======== RECORDS PROVIDED ========

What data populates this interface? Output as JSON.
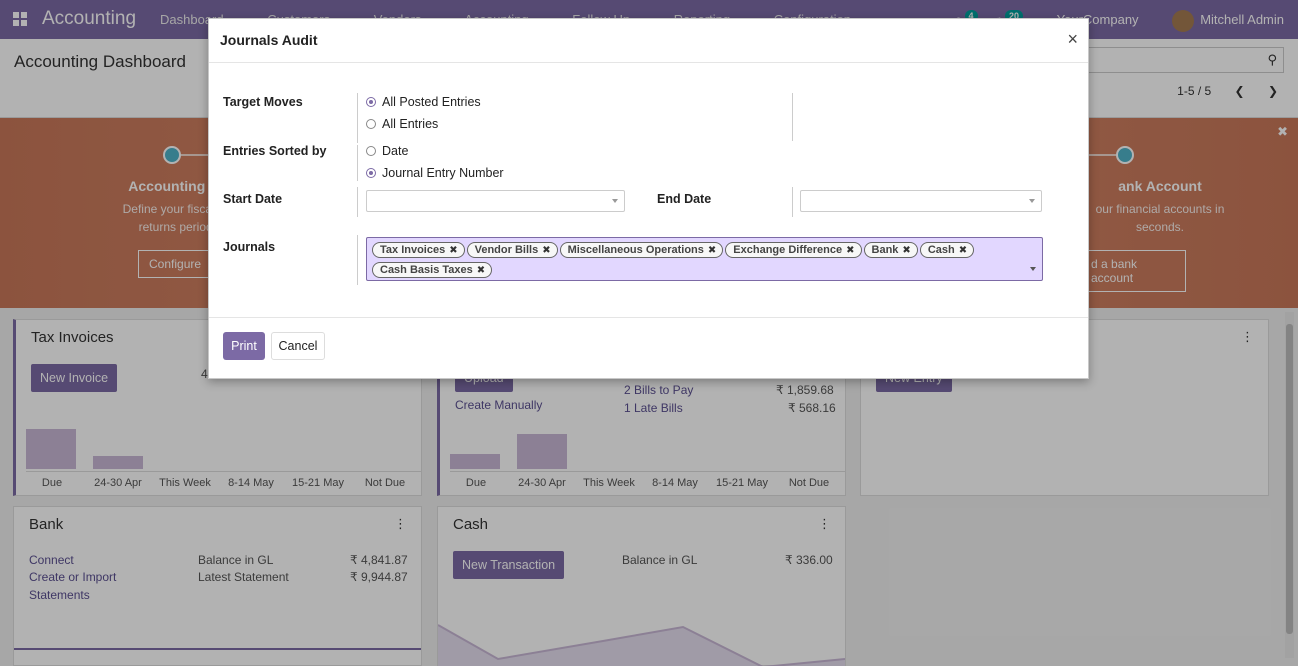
{
  "navbar": {
    "app_name": "Accounting",
    "menu": [
      "Dashboard",
      "Customers",
      "Vendors",
      "Accounting",
      "Follow Up",
      "Reporting",
      "Configuration"
    ],
    "chat_count": "4",
    "activity_count": "20",
    "company": "YourCompany",
    "user": "Mitchell Admin"
  },
  "controlpanel": {
    "breadcrumb": "Accounting Dashboard",
    "pager": "1-5 / 5"
  },
  "banner": {
    "step1_title": "Accounting Per",
    "step1_desc_1": "Define your fiscal yea",
    "step1_desc_2": "returns periodic",
    "step1_button": "Configure",
    "step2_title": "ank Account",
    "step2_desc_1": "our financial accounts in",
    "step2_desc_2": "seconds.",
    "step2_button": "d a bank account"
  },
  "cards": {
    "tax_invoices": {
      "title": "Tax Invoices",
      "button": "New Invoice",
      "count_fragment": "4",
      "bar_labels": [
        "Due",
        "24-30 Apr",
        "This Week",
        "8-14 May",
        "15-21 May",
        "Not Due"
      ]
    },
    "vendor_bills": {
      "button_fragment": "Upload",
      "create_manually": "Create Manually",
      "bills_to_pay": "2 Bills to Pay",
      "bills_to_pay_amount": "₹ 1,859.68",
      "late_bills": "1 Late Bills",
      "late_bills_amount": "₹ 568.16",
      "bar_labels": [
        "Due",
        "24-30 Apr",
        "This Week",
        "8-14 May",
        "15-21 May",
        "Not Due"
      ]
    },
    "misc": {
      "button_fragment": "New Entry"
    },
    "bank": {
      "title": "Bank",
      "connect": "Connect",
      "create_import": "Create or Import",
      "statements": "Statements",
      "balance_gl_label": "Balance in GL",
      "balance_gl_value": "₹ 4,841.87",
      "latest_statement_label": "Latest Statement",
      "latest_statement_value": "₹ 9,944.87"
    },
    "cash": {
      "title": "Cash",
      "button": "New Transaction",
      "balance_gl_label": "Balance in GL",
      "balance_gl_value": "₹ 336.00"
    }
  },
  "modal": {
    "title": "Journals Audit",
    "target_moves_label": "Target Moves",
    "target_moves_options": [
      {
        "label": "All Posted Entries",
        "selected": true
      },
      {
        "label": "All Entries",
        "selected": false
      }
    ],
    "sorted_by_label": "Entries Sorted by",
    "sorted_by_options": [
      {
        "label": "Date",
        "selected": false
      },
      {
        "label": "Journal Entry Number",
        "selected": true
      }
    ],
    "start_date_label": "Start Date",
    "start_date_value": "",
    "end_date_label": "End Date",
    "end_date_value": "",
    "journals_label": "Journals",
    "journals": [
      "Tax Invoices",
      "Vendor Bills",
      "Miscellaneous Operations",
      "Exchange Difference",
      "Bank",
      "Cash",
      "Cash Basis Taxes"
    ],
    "print_button": "Print",
    "cancel_button": "Cancel"
  },
  "colors": {
    "brand": "#7c6aa5",
    "tag_bg": "#e2d7ff",
    "banner": "#d78a6a"
  }
}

========

## BRIEF
Exclude the pictures, and transcribe all of the material exactly.

## RESULT
What data populates this interface? Output as JSON.
{
  "navbar": {
    "app_name": "Accounting",
    "menu": [
      "Dashboard",
      "Customers",
      "Vendors",
      "Accounting",
      "Follow Up",
      "Reporting",
      "Configuration"
    ],
    "chat_count": "4",
    "activity_count": "20",
    "company": "YourCompany",
    "user": "Mitchell Admin"
  },
  "controlpanel": {
    "breadcrumb": "Accounting Dashboard",
    "pager": "1-5 / 5"
  },
  "banner": {
    "step1_title": "Accounting Per",
    "step1_desc_1": "Define your fiscal yea",
    "step1_desc_2": "returns periodic",
    "step1_button": "Configure",
    "step2_title": "ank Account",
    "step2_desc_1": "our financial accounts in",
    "step2_desc_2": "seconds.",
    "step2_button": "d a bank account"
  },
  "cards": {
    "tax_invoices": {
      "title": "Tax Invoices",
      "button": "New Invoice",
      "count_fragment": "4",
      "bar_labels": [
        "Due",
        "24-30 Apr",
        "This Week",
        "8-14 May",
        "15-21 May",
        "Not Due"
      ]
    },
    "vendor_bills": {
      "button_fragment": "Upload",
      "create_manually": "Create Manually",
      "bills_to_pay": "2 Bills to Pay",
      "bills_to_pay_amount": "₹ 1,859.68",
      "late_bills": "1 Late Bills",
      "late_bills_amount": "₹ 568.16",
      "bar_labels": [
        "Due",
        "24-30 Apr",
        "This Week",
        "8-14 May",
        "15-21 May",
        "Not Due"
      ]
    },
    "misc": {
      "button_fragment": "New Entry"
    },
    "bank": {
      "title": "Bank",
      "connect": "Connect",
      "create_import": "Create or Import",
      "statements": "Statements",
      "balance_gl_label": "Balance in GL",
      "balance_gl_value": "₹ 4,841.87",
      "latest_statement_label": "Latest Statement",
      "latest_statement_value": "₹ 9,944.87"
    },
    "cash": {
      "title": "Cash",
      "button": "New Transaction",
      "balance_gl_label": "Balance in GL",
      "balance_gl_value": "₹ 336.00"
    }
  },
  "modal": {
    "title": "Journals Audit",
    "target_moves_label": "Target Moves",
    "target_moves_options": [
      {
        "label": "All Posted Entries",
        "selected": true
      },
      {
        "label": "All Entries",
        "selected": false
      }
    ],
    "sorted_by_label": "Entries Sorted by",
    "sorted_by_options": [
      {
        "label": "Date",
        "selected": false
      },
      {
        "label": "Journal Entry Number",
        "selected": true
      }
    ],
    "start_date_label": "Start Date",
    "start_date_value": "",
    "end_date_label": "End Date",
    "end_date_value": "",
    "journals_label": "Journals",
    "journals": [
      "Tax Invoices",
      "Vendor Bills",
      "Miscellaneous Operations",
      "Exchange Difference",
      "Bank",
      "Cash",
      "Cash Basis Taxes"
    ],
    "print_button": "Print",
    "cancel_button": "Cancel"
  },
  "colors": {
    "brand": "#7c6aa5",
    "tag_bg": "#e2d7ff",
    "banner": "#d78a6a"
  }
}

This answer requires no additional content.